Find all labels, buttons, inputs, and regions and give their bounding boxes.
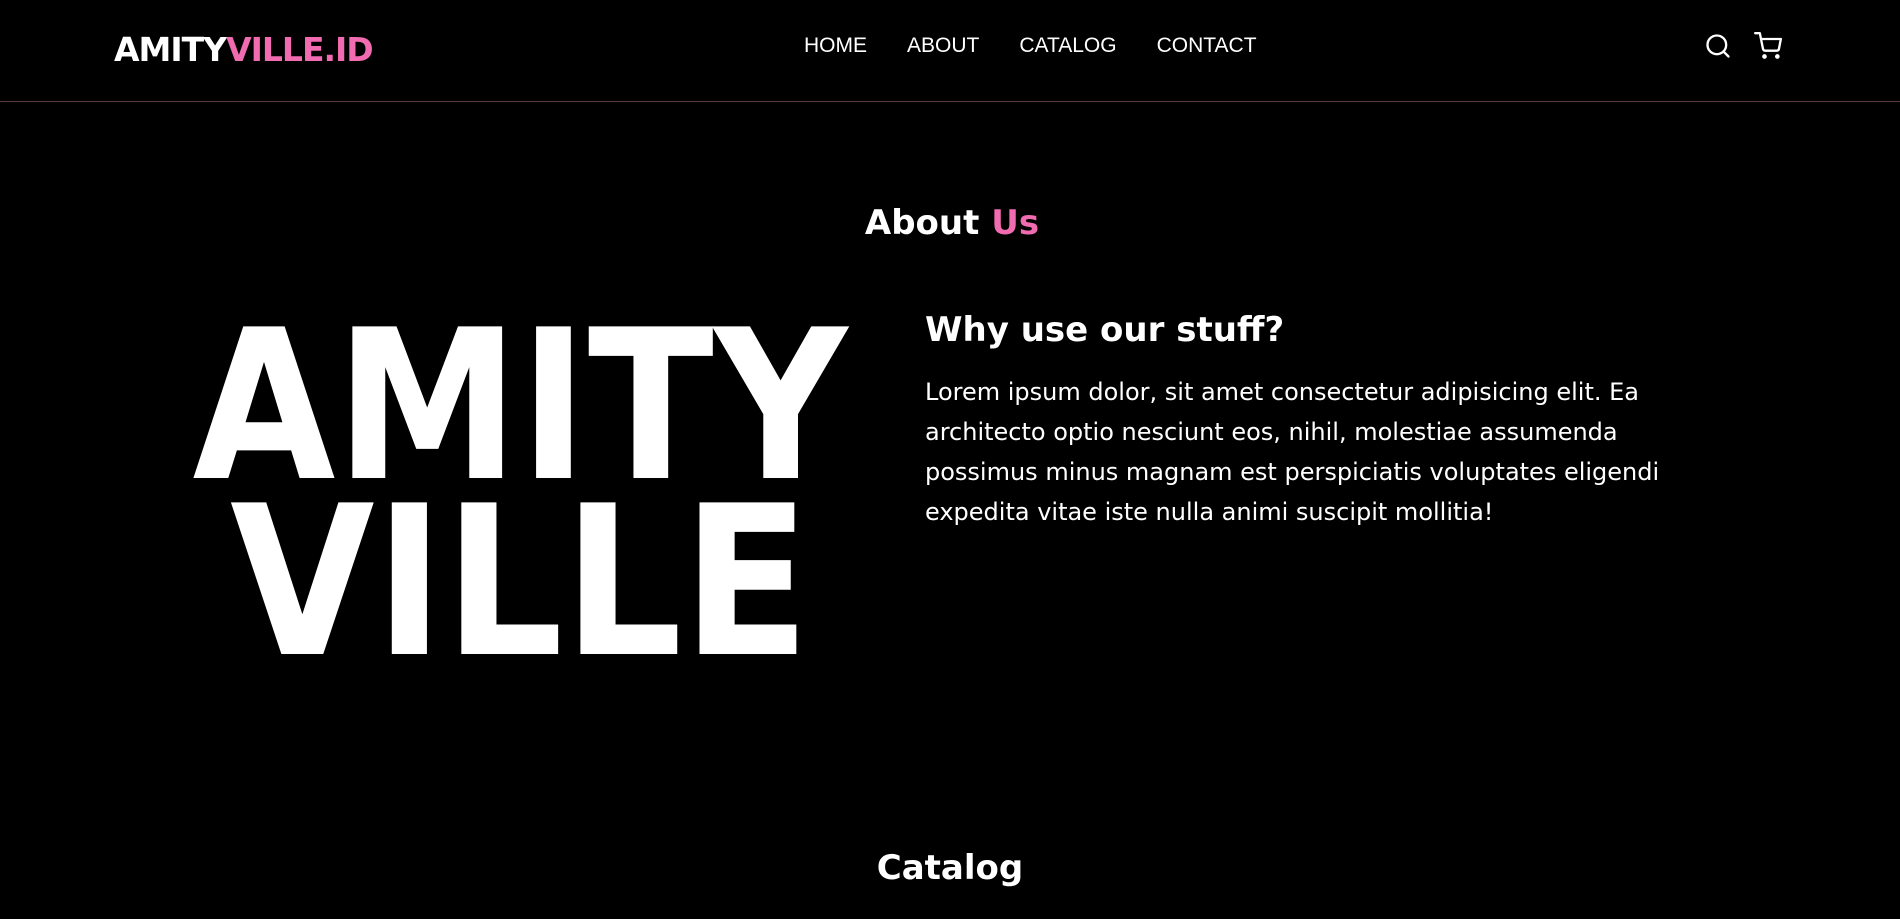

...

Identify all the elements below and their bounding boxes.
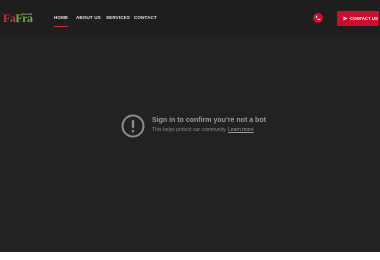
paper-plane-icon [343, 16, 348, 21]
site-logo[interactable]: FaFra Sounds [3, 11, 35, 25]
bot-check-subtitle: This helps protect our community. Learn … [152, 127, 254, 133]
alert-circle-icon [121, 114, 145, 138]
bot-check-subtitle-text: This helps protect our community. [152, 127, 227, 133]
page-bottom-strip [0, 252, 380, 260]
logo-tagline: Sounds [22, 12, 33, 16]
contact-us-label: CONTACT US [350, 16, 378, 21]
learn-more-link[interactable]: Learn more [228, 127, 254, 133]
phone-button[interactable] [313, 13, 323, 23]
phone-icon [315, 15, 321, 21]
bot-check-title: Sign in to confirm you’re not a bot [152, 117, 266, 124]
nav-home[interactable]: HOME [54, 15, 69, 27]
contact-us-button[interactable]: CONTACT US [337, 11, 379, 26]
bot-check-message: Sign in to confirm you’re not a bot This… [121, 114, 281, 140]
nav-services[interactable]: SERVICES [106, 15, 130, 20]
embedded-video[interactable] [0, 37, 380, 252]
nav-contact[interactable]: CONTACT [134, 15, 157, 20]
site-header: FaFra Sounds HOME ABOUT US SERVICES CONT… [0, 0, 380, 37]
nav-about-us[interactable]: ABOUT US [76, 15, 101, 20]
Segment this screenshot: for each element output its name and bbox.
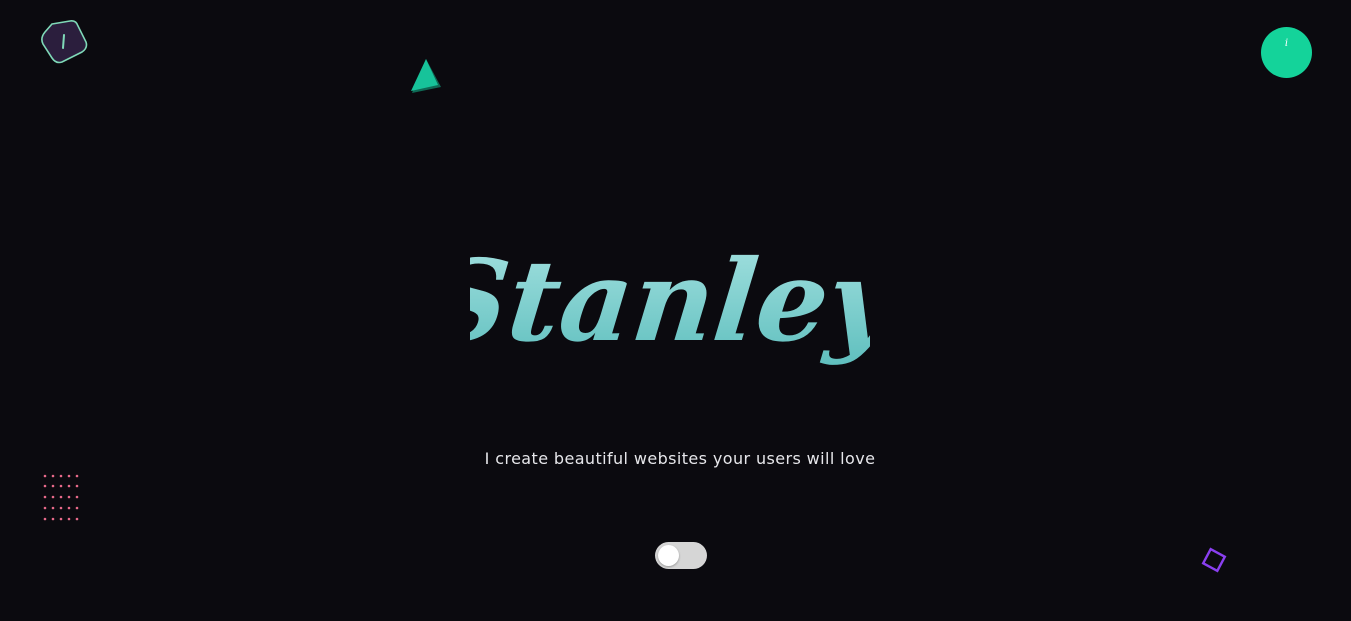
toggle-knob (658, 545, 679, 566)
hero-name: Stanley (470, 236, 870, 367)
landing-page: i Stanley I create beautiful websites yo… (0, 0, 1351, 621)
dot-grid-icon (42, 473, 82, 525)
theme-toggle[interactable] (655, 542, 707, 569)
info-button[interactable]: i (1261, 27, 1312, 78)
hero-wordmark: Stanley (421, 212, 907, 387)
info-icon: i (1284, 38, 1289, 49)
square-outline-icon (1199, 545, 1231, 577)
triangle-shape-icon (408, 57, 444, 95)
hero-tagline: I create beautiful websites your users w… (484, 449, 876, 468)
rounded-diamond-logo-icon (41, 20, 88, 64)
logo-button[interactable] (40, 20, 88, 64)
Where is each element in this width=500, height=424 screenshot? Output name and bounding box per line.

---

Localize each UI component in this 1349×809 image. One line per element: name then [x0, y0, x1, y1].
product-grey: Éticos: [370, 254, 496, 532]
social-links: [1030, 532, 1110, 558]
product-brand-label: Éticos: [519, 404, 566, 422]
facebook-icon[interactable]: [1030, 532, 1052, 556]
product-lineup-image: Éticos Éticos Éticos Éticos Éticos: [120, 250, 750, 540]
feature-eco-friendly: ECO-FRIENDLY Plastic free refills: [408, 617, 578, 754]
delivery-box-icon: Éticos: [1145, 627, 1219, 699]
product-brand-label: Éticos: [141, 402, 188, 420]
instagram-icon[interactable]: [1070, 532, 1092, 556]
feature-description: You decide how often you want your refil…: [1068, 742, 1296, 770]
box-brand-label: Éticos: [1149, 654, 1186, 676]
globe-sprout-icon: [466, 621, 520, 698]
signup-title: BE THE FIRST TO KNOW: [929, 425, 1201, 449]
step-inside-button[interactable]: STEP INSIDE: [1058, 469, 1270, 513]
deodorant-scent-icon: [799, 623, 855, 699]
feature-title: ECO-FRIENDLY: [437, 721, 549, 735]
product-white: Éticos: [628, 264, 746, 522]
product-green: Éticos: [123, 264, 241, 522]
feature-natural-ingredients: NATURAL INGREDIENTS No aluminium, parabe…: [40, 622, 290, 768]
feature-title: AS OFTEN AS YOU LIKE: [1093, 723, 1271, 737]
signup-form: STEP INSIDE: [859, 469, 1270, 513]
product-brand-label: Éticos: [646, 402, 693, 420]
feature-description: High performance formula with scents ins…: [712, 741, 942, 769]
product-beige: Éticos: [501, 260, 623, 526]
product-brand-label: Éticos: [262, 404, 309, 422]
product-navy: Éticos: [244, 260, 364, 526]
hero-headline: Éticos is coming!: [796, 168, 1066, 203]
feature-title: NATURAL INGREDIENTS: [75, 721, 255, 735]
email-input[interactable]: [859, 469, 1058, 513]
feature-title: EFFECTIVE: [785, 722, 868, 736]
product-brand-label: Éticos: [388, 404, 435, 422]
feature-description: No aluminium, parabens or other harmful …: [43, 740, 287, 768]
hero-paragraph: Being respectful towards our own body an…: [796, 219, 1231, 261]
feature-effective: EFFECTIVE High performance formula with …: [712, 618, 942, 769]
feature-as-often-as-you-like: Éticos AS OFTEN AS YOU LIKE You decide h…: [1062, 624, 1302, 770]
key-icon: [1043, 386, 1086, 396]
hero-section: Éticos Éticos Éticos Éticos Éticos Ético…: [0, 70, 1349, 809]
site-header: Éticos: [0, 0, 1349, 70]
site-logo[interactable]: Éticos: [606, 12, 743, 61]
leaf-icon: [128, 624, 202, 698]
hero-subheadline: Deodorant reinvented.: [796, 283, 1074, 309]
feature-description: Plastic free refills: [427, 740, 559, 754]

• WORK INSTRUCTIONS:
Report each line of the records that contains the string "toggle". Case counts.

• THE RESULT:
toggle-knob (658, 545, 679, 566)
theme-toggle[interactable] (655, 542, 707, 569)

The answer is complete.